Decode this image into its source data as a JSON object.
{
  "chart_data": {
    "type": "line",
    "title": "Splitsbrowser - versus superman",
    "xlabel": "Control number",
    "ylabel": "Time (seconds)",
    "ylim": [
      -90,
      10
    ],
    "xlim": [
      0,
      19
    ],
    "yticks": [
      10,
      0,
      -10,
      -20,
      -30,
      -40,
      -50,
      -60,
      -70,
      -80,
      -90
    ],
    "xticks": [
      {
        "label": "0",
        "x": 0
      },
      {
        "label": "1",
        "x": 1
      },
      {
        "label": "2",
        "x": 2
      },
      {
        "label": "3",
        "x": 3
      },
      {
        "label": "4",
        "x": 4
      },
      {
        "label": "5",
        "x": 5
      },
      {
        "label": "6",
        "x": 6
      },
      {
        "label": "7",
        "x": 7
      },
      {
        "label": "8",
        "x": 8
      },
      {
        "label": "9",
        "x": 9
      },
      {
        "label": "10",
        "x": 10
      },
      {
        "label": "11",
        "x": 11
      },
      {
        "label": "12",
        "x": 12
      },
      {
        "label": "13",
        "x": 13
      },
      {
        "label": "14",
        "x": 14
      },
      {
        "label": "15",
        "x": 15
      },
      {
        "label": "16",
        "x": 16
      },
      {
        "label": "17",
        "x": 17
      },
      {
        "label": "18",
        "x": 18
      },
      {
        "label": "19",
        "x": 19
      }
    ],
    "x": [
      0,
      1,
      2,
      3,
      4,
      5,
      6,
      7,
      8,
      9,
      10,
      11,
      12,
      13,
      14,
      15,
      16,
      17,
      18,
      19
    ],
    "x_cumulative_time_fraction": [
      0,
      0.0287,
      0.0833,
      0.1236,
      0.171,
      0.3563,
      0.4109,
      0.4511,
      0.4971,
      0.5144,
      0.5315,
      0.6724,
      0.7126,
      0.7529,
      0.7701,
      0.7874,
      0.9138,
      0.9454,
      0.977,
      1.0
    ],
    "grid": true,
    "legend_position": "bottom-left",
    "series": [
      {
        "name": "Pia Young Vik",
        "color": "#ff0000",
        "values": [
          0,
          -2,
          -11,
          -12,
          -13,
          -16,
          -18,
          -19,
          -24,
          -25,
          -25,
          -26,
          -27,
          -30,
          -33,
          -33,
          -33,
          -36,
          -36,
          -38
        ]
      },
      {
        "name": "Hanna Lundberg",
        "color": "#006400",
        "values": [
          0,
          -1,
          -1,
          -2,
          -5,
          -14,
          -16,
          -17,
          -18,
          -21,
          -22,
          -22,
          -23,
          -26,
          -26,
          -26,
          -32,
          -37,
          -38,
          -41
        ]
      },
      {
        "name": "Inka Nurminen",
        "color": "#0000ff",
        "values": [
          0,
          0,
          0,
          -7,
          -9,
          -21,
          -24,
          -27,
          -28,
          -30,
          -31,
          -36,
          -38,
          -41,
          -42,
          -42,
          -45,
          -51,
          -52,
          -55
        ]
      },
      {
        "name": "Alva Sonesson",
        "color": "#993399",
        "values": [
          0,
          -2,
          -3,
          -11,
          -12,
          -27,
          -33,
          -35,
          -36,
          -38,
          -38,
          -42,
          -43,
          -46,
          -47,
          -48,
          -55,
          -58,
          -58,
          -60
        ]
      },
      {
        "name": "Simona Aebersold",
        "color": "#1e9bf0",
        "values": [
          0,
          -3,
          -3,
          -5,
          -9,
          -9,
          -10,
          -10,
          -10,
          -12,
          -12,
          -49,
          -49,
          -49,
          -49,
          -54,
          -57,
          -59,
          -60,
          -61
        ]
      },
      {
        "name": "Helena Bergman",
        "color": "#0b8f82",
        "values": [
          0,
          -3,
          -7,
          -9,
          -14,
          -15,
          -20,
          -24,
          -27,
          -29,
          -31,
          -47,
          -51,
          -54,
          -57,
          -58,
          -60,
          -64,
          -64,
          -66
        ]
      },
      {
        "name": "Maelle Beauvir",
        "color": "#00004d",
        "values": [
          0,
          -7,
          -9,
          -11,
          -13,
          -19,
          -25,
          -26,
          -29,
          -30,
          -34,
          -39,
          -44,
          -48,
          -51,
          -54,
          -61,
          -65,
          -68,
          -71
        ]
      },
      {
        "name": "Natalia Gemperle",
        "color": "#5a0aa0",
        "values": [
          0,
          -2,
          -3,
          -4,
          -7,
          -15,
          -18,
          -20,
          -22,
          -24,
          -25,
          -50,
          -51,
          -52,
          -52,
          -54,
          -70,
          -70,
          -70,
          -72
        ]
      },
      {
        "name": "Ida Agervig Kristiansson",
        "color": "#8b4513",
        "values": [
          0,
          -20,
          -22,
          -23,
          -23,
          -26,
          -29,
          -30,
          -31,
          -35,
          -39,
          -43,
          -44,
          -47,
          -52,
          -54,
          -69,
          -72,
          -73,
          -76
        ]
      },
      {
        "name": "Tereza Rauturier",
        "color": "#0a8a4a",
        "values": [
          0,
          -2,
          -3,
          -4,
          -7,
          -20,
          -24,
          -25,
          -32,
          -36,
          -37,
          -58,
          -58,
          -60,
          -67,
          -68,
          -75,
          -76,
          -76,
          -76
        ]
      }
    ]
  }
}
####
Using the listing, copy every line where the word "color" shows up.

*Exercise output*.
        "color": "#ff0000",
        "color": "#006400",
        "color": "#0000ff",
        "color": "#993399",
        "color": "#1e9bf0",
        "color": "#0b8f82",
        "color": "#00004d",
        "color": "#5a0aa0",
        "color": "#8b4513",
        "color": "#0a8a4a",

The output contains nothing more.